[START OF Record set]

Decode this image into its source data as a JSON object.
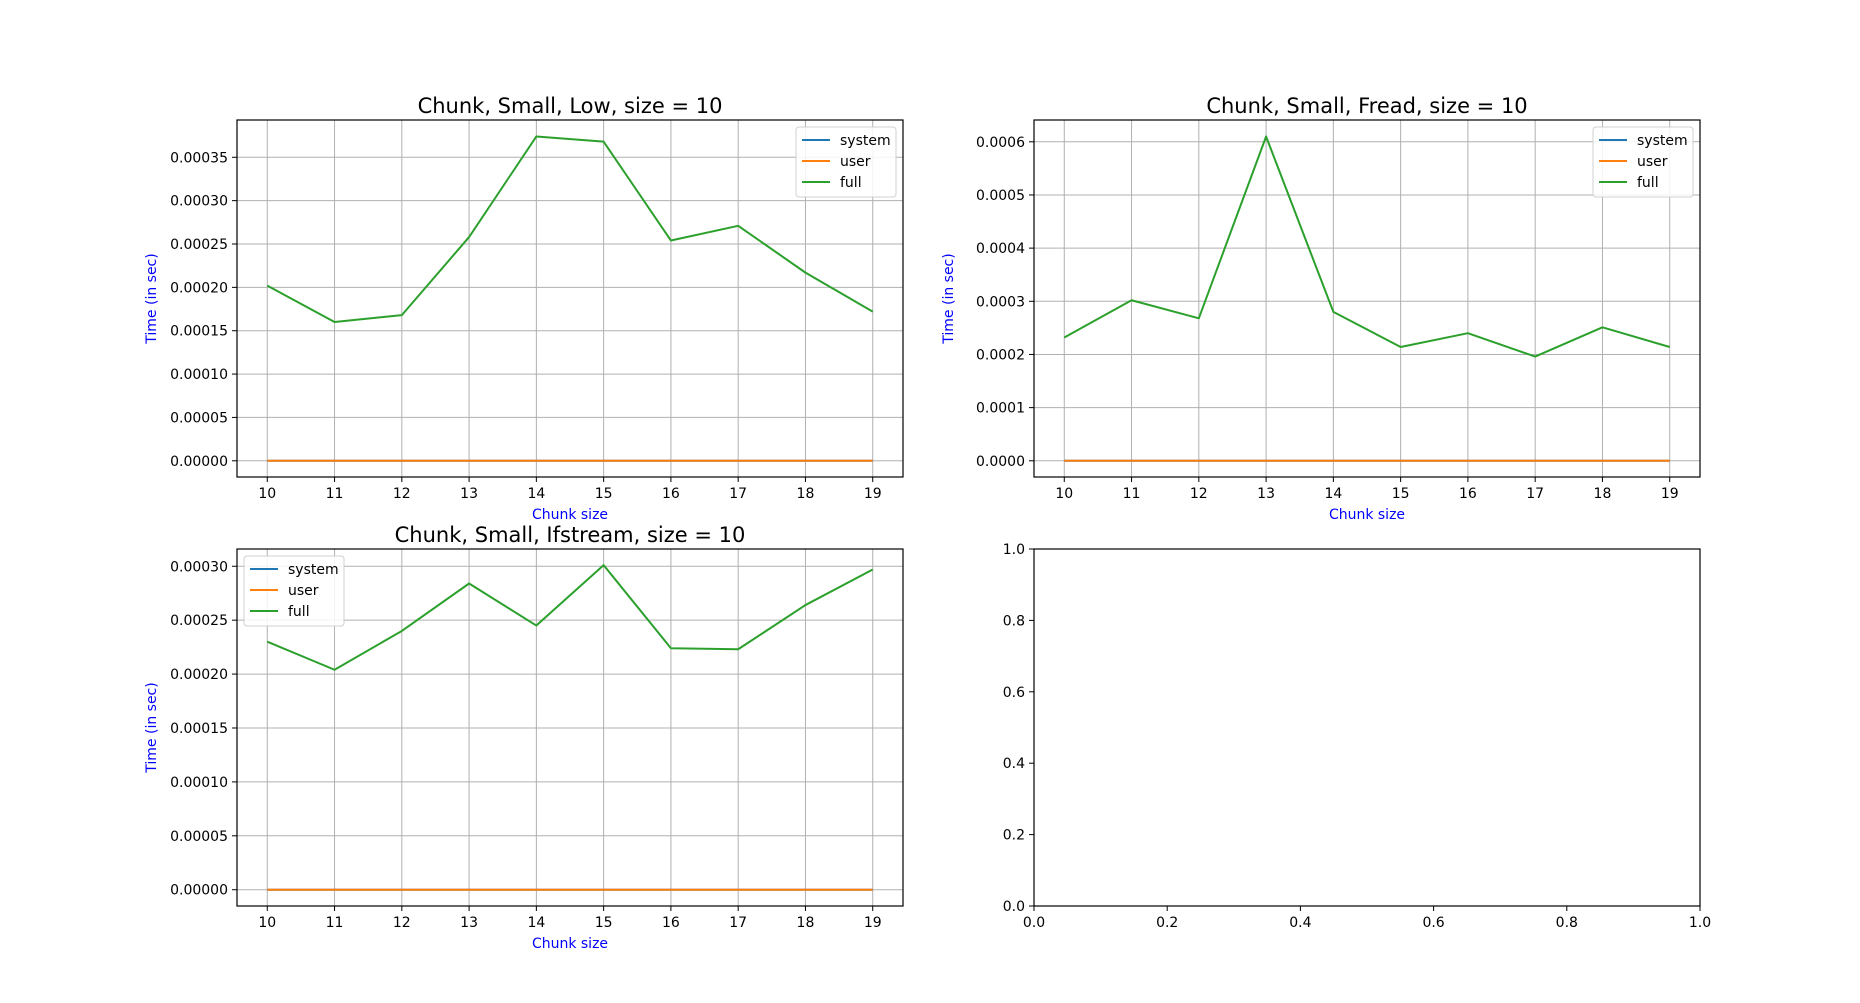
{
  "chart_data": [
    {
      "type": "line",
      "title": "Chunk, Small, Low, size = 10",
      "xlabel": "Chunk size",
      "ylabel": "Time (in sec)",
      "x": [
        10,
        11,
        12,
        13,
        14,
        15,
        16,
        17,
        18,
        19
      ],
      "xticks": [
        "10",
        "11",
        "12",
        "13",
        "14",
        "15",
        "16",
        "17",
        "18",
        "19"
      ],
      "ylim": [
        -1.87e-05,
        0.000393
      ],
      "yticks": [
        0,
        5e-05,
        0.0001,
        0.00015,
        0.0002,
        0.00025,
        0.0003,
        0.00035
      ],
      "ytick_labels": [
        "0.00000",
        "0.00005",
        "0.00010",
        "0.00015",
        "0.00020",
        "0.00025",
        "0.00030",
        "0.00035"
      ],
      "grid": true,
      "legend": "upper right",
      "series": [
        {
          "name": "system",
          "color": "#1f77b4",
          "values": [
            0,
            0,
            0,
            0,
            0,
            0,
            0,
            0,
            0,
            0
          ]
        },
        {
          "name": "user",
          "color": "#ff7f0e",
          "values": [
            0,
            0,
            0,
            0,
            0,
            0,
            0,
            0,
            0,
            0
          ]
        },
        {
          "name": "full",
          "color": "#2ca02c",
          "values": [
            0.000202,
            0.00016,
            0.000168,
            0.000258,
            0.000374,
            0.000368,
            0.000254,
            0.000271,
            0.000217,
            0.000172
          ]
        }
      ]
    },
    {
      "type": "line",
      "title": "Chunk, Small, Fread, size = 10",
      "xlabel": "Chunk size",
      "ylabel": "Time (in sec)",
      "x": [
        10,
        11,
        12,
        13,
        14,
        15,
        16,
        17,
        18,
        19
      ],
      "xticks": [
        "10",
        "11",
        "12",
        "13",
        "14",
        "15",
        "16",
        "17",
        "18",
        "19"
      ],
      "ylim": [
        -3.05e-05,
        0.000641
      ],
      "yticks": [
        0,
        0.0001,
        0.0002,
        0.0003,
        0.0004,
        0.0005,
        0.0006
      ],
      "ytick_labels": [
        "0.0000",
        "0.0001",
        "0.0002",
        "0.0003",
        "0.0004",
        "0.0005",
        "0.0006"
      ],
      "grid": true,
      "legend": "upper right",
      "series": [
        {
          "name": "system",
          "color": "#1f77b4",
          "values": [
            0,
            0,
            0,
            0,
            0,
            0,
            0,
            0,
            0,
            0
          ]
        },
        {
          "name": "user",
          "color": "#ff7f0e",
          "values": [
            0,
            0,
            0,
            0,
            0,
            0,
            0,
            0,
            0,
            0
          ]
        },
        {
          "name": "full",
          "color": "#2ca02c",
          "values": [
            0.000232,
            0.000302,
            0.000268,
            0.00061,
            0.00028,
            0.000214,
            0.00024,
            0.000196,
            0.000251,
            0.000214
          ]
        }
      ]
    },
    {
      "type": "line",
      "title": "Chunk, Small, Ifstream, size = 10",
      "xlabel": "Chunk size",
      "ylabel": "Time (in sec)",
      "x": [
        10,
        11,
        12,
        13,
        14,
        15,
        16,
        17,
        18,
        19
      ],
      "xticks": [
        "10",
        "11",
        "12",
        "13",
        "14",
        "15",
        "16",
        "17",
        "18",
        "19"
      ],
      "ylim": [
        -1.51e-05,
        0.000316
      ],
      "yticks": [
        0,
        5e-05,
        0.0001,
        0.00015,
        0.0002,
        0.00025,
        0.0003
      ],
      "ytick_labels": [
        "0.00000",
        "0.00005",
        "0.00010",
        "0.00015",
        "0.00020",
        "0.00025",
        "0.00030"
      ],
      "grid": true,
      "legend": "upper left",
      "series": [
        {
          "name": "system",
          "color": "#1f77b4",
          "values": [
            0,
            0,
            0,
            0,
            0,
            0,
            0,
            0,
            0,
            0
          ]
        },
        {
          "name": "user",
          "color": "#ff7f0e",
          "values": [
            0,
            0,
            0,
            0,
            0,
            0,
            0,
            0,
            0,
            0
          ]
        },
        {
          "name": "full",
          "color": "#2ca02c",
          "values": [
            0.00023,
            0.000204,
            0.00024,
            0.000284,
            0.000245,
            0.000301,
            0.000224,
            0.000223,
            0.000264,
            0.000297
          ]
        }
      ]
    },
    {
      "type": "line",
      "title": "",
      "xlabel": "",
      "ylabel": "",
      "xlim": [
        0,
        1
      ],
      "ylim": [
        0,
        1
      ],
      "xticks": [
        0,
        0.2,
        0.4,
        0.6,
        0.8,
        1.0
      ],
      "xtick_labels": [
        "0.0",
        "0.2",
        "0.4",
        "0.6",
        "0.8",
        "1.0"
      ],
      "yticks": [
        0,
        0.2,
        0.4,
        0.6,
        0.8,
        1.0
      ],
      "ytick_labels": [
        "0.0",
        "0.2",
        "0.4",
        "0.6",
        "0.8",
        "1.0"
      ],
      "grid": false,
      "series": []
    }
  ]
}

[END OF Record set]

- _Work to be completed_: Leave out the pictures and copy every record above exactly.

- _Correct response_:
Decode this image into its source data as a JSON object.
{
  "chart_data": [
    {
      "type": "line",
      "title": "Chunk, Small, Low, size = 10",
      "xlabel": "Chunk size",
      "ylabel": "Time (in sec)",
      "x": [
        10,
        11,
        12,
        13,
        14,
        15,
        16,
        17,
        18,
        19
      ],
      "xticks": [
        "10",
        "11",
        "12",
        "13",
        "14",
        "15",
        "16",
        "17",
        "18",
        "19"
      ],
      "ylim": [
        -1.87e-05,
        0.000393
      ],
      "yticks": [
        0,
        5e-05,
        0.0001,
        0.00015,
        0.0002,
        0.00025,
        0.0003,
        0.00035
      ],
      "ytick_labels": [
        "0.00000",
        "0.00005",
        "0.00010",
        "0.00015",
        "0.00020",
        "0.00025",
        "0.00030",
        "0.00035"
      ],
      "grid": true,
      "legend": "upper right",
      "series": [
        {
          "name": "system",
          "color": "#1f77b4",
          "values": [
            0,
            0,
            0,
            0,
            0,
            0,
            0,
            0,
            0,
            0
          ]
        },
        {
          "name": "user",
          "color": "#ff7f0e",
          "values": [
            0,
            0,
            0,
            0,
            0,
            0,
            0,
            0,
            0,
            0
          ]
        },
        {
          "name": "full",
          "color": "#2ca02c",
          "values": [
            0.000202,
            0.00016,
            0.000168,
            0.000258,
            0.000374,
            0.000368,
            0.000254,
            0.000271,
            0.000217,
            0.000172
          ]
        }
      ]
    },
    {
      "type": "line",
      "title": "Chunk, Small, Fread, size = 10",
      "xlabel": "Chunk size",
      "ylabel": "Time (in sec)",
      "x": [
        10,
        11,
        12,
        13,
        14,
        15,
        16,
        17,
        18,
        19
      ],
      "xticks": [
        "10",
        "11",
        "12",
        "13",
        "14",
        "15",
        "16",
        "17",
        "18",
        "19"
      ],
      "ylim": [
        -3.05e-05,
        0.000641
      ],
      "yticks": [
        0,
        0.0001,
        0.0002,
        0.0003,
        0.0004,
        0.0005,
        0.0006
      ],
      "ytick_labels": [
        "0.0000",
        "0.0001",
        "0.0002",
        "0.0003",
        "0.0004",
        "0.0005",
        "0.0006"
      ],
      "grid": true,
      "legend": "upper right",
      "series": [
        {
          "name": "system",
          "color": "#1f77b4",
          "values": [
            0,
            0,
            0,
            0,
            0,
            0,
            0,
            0,
            0,
            0
          ]
        },
        {
          "name": "user",
          "color": "#ff7f0e",
          "values": [
            0,
            0,
            0,
            0,
            0,
            0,
            0,
            0,
            0,
            0
          ]
        },
        {
          "name": "full",
          "color": "#2ca02c",
          "values": [
            0.000232,
            0.000302,
            0.000268,
            0.00061,
            0.00028,
            0.000214,
            0.00024,
            0.000196,
            0.000251,
            0.000214
          ]
        }
      ]
    },
    {
      "type": "line",
      "title": "Chunk, Small, Ifstream, size = 10",
      "xlabel": "Chunk size",
      "ylabel": "Time (in sec)",
      "x": [
        10,
        11,
        12,
        13,
        14,
        15,
        16,
        17,
        18,
        19
      ],
      "xticks": [
        "10",
        "11",
        "12",
        "13",
        "14",
        "15",
        "16",
        "17",
        "18",
        "19"
      ],
      "ylim": [
        -1.51e-05,
        0.000316
      ],
      "yticks": [
        0,
        5e-05,
        0.0001,
        0.00015,
        0.0002,
        0.00025,
        0.0003
      ],
      "ytick_labels": [
        "0.00000",
        "0.00005",
        "0.00010",
        "0.00015",
        "0.00020",
        "0.00025",
        "0.00030"
      ],
      "grid": true,
      "legend": "upper left",
      "series": [
        {
          "name": "system",
          "color": "#1f77b4",
          "values": [
            0,
            0,
            0,
            0,
            0,
            0,
            0,
            0,
            0,
            0
          ]
        },
        {
          "name": "user",
          "color": "#ff7f0e",
          "values": [
            0,
            0,
            0,
            0,
            0,
            0,
            0,
            0,
            0,
            0
          ]
        },
        {
          "name": "full",
          "color": "#2ca02c",
          "values": [
            0.00023,
            0.000204,
            0.00024,
            0.000284,
            0.000245,
            0.000301,
            0.000224,
            0.000223,
            0.000264,
            0.000297
          ]
        }
      ]
    },
    {
      "type": "line",
      "title": "",
      "xlabel": "",
      "ylabel": "",
      "xlim": [
        0,
        1
      ],
      "ylim": [
        0,
        1
      ],
      "xticks": [
        0,
        0.2,
        0.4,
        0.6,
        0.8,
        1.0
      ],
      "xtick_labels": [
        "0.0",
        "0.2",
        "0.4",
        "0.6",
        "0.8",
        "1.0"
      ],
      "yticks": [
        0,
        0.2,
        0.4,
        0.6,
        0.8,
        1.0
      ],
      "ytick_labels": [
        "0.0",
        "0.2",
        "0.4",
        "0.6",
        "0.8",
        "1.0"
      ],
      "grid": false,
      "series": []
    }
  ]
}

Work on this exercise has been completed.